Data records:

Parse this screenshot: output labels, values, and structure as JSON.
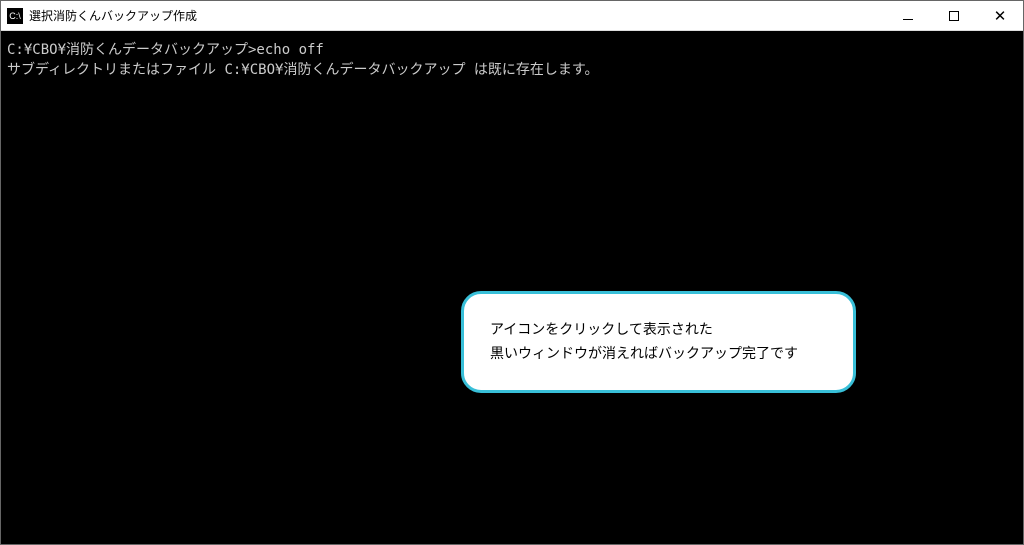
{
  "titlebar": {
    "icon_label": "C:\\",
    "title": "選択消防くんバックアップ作成"
  },
  "console": {
    "line1": "C:¥CBO¥消防くんデータバックアップ>echo off",
    "line2": "サブディレクトリまたはファイル C:¥CBO¥消防くんデータバックアップ は既に存在します。"
  },
  "callout": {
    "line1": "アイコンをクリックして表示された",
    "line2": "黒いウィンドウが消えればバックアップ完了です"
  }
}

## Directions for this task
Write the entries above out in full, exactly, with no images.

## Correct output
Parse this screenshot: output labels, values, and structure as JSON.
{
  "titlebar": {
    "icon_label": "C:\\",
    "title": "選択消防くんバックアップ作成"
  },
  "console": {
    "line1": "C:¥CBO¥消防くんデータバックアップ>echo off",
    "line2": "サブディレクトリまたはファイル C:¥CBO¥消防くんデータバックアップ は既に存在します。"
  },
  "callout": {
    "line1": "アイコンをクリックして表示された",
    "line2": "黒いウィンドウが消えればバックアップ完了です"
  }
}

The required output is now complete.